TASK PROMPT: Repeat each record below exactly, dropping the pictures.

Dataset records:
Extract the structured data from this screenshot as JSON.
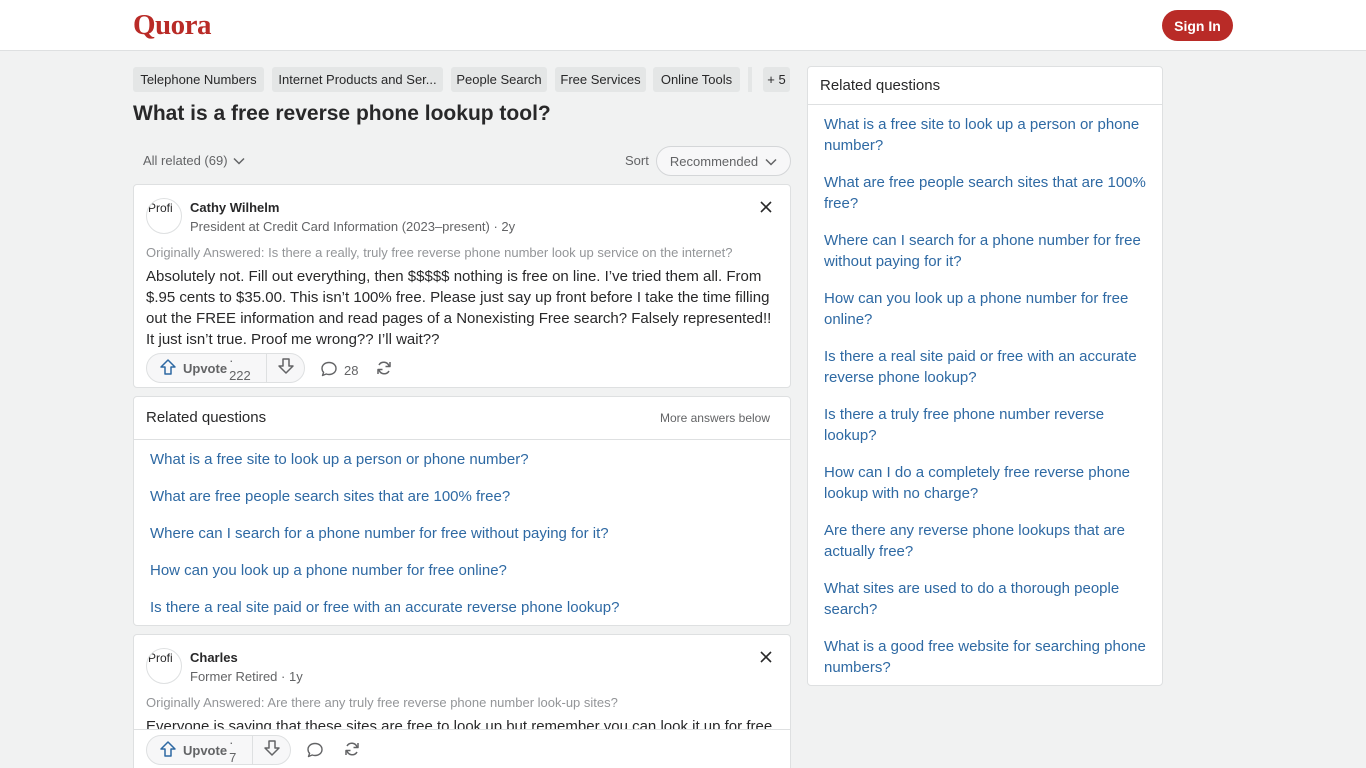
{
  "header": {
    "logo": "Quora",
    "signin_label": "Sign In"
  },
  "topics": [
    "Telephone Numbers",
    "Internet Products and Ser...",
    "People Search",
    "Free Services",
    "Online Tools"
  ],
  "topics_more": "+ 5",
  "question": {
    "title": "What is a free reverse phone lookup tool?"
  },
  "filter": {
    "all_related": "All related (69)",
    "sort_label": "Sort",
    "sort_value": "Recommended"
  },
  "answers": [
    {
      "avatar_alt": "Profi",
      "author": "Cathy Wilhelm",
      "credential": "President at Credit Card Information (2023–present) · 2y",
      "originally_answered": "Originally Answered: Is there a really, truly free reverse phone number look up service on the internet?",
      "text": "Absolutely not. Fill out everything, then $$$$$ nothing is free on line. I’ve tried them all. From $.95 cents to $35.00. This isn’t 100% free. Please just say up front before I take the time filling out the FREE information and read pages of a Nonexisting Free search? Falsely represented!! It just isn’t true. Proof me wrong?? I’ll wait??",
      "upvote_label": "Upvote",
      "upvote_count": "· 222",
      "comment_count": "28"
    },
    {
      "avatar_alt": "Profi",
      "author": "Charles",
      "credential": "Former Retired · 1y",
      "originally_answered": "Originally Answered: Are there any truly free reverse phone number look-up sites?",
      "text": "Everyone is saying that these sites are free to look up but remember you can look it up for free",
      "upvote_label": "Upvote",
      "upvote_count": "· 7",
      "comment_count": ""
    }
  ],
  "inline_related": {
    "title": "Related questions",
    "more_label": "More answers below",
    "links": [
      "What is a free site to look up a person or phone number?",
      "What are free people search sites that are 100% free?",
      "Where can I search for a phone number for free without paying for it?",
      "How can you look up a phone number for free online?",
      "Is there a real site paid or free with an accurate reverse phone lookup?"
    ]
  },
  "sidebar": {
    "title": "Related questions",
    "links": [
      "What is a free site to look up a person or phone number?",
      "What are free people search sites that are 100% free?",
      "Where can I search for a phone number for free without paying for it?",
      "How can you look up a phone number for free online?",
      "Is there a real site paid or free with an accurate reverse phone lookup?",
      "Is there a truly free phone number reverse lookup?",
      "How can I do a completely free reverse phone lookup with no charge?",
      "Are there any reverse phone lookups that are actually free?",
      "What sites are used to do a thorough people search?",
      "What is a good free website for searching phone numbers?"
    ]
  },
  "colors": {
    "brand": "#b92b27",
    "link": "#2e69a3",
    "upvote_icon": "#2e69a3"
  }
}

RESULT:
Extract the structured data from this screenshot as JSON.
{
  "header": {
    "logo": "Quora",
    "signin_label": "Sign In"
  },
  "topics": [
    "Telephone Numbers",
    "Internet Products and Ser...",
    "People Search",
    "Free Services",
    "Online Tools"
  ],
  "topics_more": "+ 5",
  "question": {
    "title": "What is a free reverse phone lookup tool?"
  },
  "filter": {
    "all_related": "All related (69)",
    "sort_label": "Sort",
    "sort_value": "Recommended"
  },
  "answers": [
    {
      "avatar_alt": "Profi",
      "author": "Cathy Wilhelm",
      "credential": "President at Credit Card Information (2023–present) · 2y",
      "originally_answered": "Originally Answered: Is there a really, truly free reverse phone number look up service on the internet?",
      "text": "Absolutely not. Fill out everything, then $$$$$ nothing is free on line. I’ve tried them all. From $.95 cents to $35.00. This isn’t 100% free. Please just say up front before I take the time filling out the FREE information and read pages of a Nonexisting Free search? Falsely represented!! It just isn’t true. Proof me wrong?? I’ll wait??",
      "upvote_label": "Upvote",
      "upvote_count": "· 222",
      "comment_count": "28"
    },
    {
      "avatar_alt": "Profi",
      "author": "Charles",
      "credential": "Former Retired · 1y",
      "originally_answered": "Originally Answered: Are there any truly free reverse phone number look-up sites?",
      "text": "Everyone is saying that these sites are free to look up but remember you can look it up for free",
      "upvote_label": "Upvote",
      "upvote_count": "· 7",
      "comment_count": ""
    }
  ],
  "inline_related": {
    "title": "Related questions",
    "more_label": "More answers below",
    "links": [
      "What is a free site to look up a person or phone number?",
      "What are free people search sites that are 100% free?",
      "Where can I search for a phone number for free without paying for it?",
      "How can you look up a phone number for free online?",
      "Is there a real site paid or free with an accurate reverse phone lookup?"
    ]
  },
  "sidebar": {
    "title": "Related questions",
    "links": [
      "What is a free site to look up a person or phone number?",
      "What are free people search sites that are 100% free?",
      "Where can I search for a phone number for free without paying for it?",
      "How can you look up a phone number for free online?",
      "Is there a real site paid or free with an accurate reverse phone lookup?",
      "Is there a truly free phone number reverse lookup?",
      "How can I do a completely free reverse phone lookup with no charge?",
      "Are there any reverse phone lookups that are actually free?",
      "What sites are used to do a thorough people search?",
      "What is a good free website for searching phone numbers?"
    ]
  },
  "colors": {
    "brand": "#b92b27",
    "link": "#2e69a3",
    "upvote_icon": "#2e69a3"
  }
}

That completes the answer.